**LISTED ENTRIES:**
* * * * * * *
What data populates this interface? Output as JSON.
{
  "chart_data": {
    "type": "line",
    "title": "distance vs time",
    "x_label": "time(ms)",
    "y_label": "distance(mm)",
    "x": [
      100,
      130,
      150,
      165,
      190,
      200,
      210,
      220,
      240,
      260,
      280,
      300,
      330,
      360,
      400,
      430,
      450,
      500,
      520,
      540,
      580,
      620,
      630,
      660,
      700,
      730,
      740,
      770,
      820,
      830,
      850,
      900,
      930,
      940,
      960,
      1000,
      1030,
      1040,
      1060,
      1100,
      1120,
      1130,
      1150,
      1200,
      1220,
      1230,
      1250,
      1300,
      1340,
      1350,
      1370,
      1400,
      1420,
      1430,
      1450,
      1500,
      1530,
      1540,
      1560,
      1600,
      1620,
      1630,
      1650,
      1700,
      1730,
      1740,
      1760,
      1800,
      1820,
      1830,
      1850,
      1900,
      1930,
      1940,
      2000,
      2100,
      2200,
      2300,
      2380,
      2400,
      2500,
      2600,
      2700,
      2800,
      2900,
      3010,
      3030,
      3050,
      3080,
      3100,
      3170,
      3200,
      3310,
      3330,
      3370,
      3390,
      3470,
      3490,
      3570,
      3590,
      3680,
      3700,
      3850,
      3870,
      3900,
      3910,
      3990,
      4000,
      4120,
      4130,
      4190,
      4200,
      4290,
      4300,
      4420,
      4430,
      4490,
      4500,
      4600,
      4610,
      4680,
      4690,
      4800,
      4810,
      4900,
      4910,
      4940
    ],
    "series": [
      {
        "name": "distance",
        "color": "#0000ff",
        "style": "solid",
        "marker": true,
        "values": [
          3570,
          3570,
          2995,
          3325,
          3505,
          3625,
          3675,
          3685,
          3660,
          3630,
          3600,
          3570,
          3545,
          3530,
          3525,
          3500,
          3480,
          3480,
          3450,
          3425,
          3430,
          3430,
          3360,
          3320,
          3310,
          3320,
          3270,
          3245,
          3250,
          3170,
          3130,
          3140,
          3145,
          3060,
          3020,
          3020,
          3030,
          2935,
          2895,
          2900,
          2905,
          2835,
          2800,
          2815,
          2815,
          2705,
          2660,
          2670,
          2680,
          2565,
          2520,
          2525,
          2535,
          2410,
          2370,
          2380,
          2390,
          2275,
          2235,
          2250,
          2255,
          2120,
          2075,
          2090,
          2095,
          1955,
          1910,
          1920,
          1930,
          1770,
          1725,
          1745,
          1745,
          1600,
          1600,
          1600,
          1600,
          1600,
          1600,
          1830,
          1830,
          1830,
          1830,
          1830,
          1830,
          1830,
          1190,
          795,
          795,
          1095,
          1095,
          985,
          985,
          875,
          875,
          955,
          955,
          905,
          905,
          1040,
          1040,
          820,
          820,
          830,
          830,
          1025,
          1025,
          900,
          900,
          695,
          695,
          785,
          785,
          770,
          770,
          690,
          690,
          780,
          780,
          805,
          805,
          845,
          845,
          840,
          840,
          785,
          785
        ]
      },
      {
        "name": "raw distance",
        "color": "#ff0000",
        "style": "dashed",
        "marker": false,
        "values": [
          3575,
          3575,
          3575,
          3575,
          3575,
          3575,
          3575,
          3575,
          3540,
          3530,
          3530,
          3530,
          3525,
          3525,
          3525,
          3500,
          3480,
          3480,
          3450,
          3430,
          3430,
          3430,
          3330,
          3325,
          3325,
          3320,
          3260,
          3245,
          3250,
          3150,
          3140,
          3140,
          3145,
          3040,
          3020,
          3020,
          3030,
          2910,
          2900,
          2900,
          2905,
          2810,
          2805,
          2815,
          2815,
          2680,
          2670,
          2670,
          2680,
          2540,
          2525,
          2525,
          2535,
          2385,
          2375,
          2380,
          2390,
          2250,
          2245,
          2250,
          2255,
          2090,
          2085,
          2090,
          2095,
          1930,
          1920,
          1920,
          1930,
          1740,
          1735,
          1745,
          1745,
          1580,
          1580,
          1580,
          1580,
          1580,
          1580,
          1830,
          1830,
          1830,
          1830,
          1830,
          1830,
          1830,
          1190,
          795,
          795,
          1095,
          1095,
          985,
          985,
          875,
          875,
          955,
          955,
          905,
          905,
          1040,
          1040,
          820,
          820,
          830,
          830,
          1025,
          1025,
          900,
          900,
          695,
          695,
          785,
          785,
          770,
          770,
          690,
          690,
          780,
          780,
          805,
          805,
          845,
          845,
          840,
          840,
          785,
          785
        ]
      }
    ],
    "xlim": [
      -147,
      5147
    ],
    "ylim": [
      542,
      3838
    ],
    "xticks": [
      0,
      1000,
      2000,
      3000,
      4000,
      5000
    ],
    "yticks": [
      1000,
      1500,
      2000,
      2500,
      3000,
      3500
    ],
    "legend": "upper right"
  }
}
* * * * * * *
Write out the whole listing exactly.

What data populates this interface? Output as JSON.
{
  "chart_data": {
    "type": "line",
    "title": "distance vs time",
    "x_label": "time(ms)",
    "y_label": "distance(mm)",
    "x": [
      100,
      130,
      150,
      165,
      190,
      200,
      210,
      220,
      240,
      260,
      280,
      300,
      330,
      360,
      400,
      430,
      450,
      500,
      520,
      540,
      580,
      620,
      630,
      660,
      700,
      730,
      740,
      770,
      820,
      830,
      850,
      900,
      930,
      940,
      960,
      1000,
      1030,
      1040,
      1060,
      1100,
      1120,
      1130,
      1150,
      1200,
      1220,
      1230,
      1250,
      1300,
      1340,
      1350,
      1370,
      1400,
      1420,
      1430,
      1450,
      1500,
      1530,
      1540,
      1560,
      1600,
      1620,
      1630,
      1650,
      1700,
      1730,
      1740,
      1760,
      1800,
      1820,
      1830,
      1850,
      1900,
      1930,
      1940,
      2000,
      2100,
      2200,
      2300,
      2380,
      2400,
      2500,
      2600,
      2700,
      2800,
      2900,
      3010,
      3030,
      3050,
      3080,
      3100,
      3170,
      3200,
      3310,
      3330,
      3370,
      3390,
      3470,
      3490,
      3570,
      3590,
      3680,
      3700,
      3850,
      3870,
      3900,
      3910,
      3990,
      4000,
      4120,
      4130,
      4190,
      4200,
      4290,
      4300,
      4420,
      4430,
      4490,
      4500,
      4600,
      4610,
      4680,
      4690,
      4800,
      4810,
      4900,
      4910,
      4940
    ],
    "series": [
      {
        "name": "distance",
        "color": "#0000ff",
        "style": "solid",
        "marker": true,
        "values": [
          3570,
          3570,
          2995,
          3325,
          3505,
          3625,
          3675,
          3685,
          3660,
          3630,
          3600,
          3570,
          3545,
          3530,
          3525,
          3500,
          3480,
          3480,
          3450,
          3425,
          3430,
          3430,
          3360,
          3320,
          3310,
          3320,
          3270,
          3245,
          3250,
          3170,
          3130,
          3140,
          3145,
          3060,
          3020,
          3020,
          3030,
          2935,
          2895,
          2900,
          2905,
          2835,
          2800,
          2815,
          2815,
          2705,
          2660,
          2670,
          2680,
          2565,
          2520,
          2525,
          2535,
          2410,
          2370,
          2380,
          2390,
          2275,
          2235,
          2250,
          2255,
          2120,
          2075,
          2090,
          2095,
          1955,
          1910,
          1920,
          1930,
          1770,
          1725,
          1745,
          1745,
          1600,
          1600,
          1600,
          1600,
          1600,
          1600,
          1830,
          1830,
          1830,
          1830,
          1830,
          1830,
          1830,
          1190,
          795,
          795,
          1095,
          1095,
          985,
          985,
          875,
          875,
          955,
          955,
          905,
          905,
          1040,
          1040,
          820,
          820,
          830,
          830,
          1025,
          1025,
          900,
          900,
          695,
          695,
          785,
          785,
          770,
          770,
          690,
          690,
          780,
          780,
          805,
          805,
          845,
          845,
          840,
          840,
          785,
          785
        ]
      },
      {
        "name": "raw distance",
        "color": "#ff0000",
        "style": "dashed",
        "marker": false,
        "values": [
          3575,
          3575,
          3575,
          3575,
          3575,
          3575,
          3575,
          3575,
          3540,
          3530,
          3530,
          3530,
          3525,
          3525,
          3525,
          3500,
          3480,
          3480,
          3450,
          3430,
          3430,
          3430,
          3330,
          3325,
          3325,
          3320,
          3260,
          3245,
          3250,
          3150,
          3140,
          3140,
          3145,
          3040,
          3020,
          3020,
          3030,
          2910,
          2900,
          2900,
          2905,
          2810,
          2805,
          2815,
          2815,
          2680,
          2670,
          2670,
          2680,
          2540,
          2525,
          2525,
          2535,
          2385,
          2375,
          2380,
          2390,
          2250,
          2245,
          2250,
          2255,
          2090,
          2085,
          2090,
          2095,
          1930,
          1920,
          1920,
          1930,
          1740,
          1735,
          1745,
          1745,
          1580,
          1580,
          1580,
          1580,
          1580,
          1580,
          1830,
          1830,
          1830,
          1830,
          1830,
          1830,
          1830,
          1190,
          795,
          795,
          1095,
          1095,
          985,
          985,
          875,
          875,
          955,
          955,
          905,
          905,
          1040,
          1040,
          820,
          820,
          830,
          830,
          1025,
          1025,
          900,
          900,
          695,
          695,
          785,
          785,
          770,
          770,
          690,
          690,
          780,
          780,
          805,
          805,
          845,
          845,
          840,
          840,
          785,
          785
        ]
      }
    ],
    "xlim": [
      -147,
      5147
    ],
    "ylim": [
      542,
      3838
    ],
    "xticks": [
      0,
      1000,
      2000,
      3000,
      4000,
      5000
    ],
    "yticks": [
      1000,
      1500,
      2000,
      2500,
      3000,
      3500
    ],
    "legend": "upper right"
  }
}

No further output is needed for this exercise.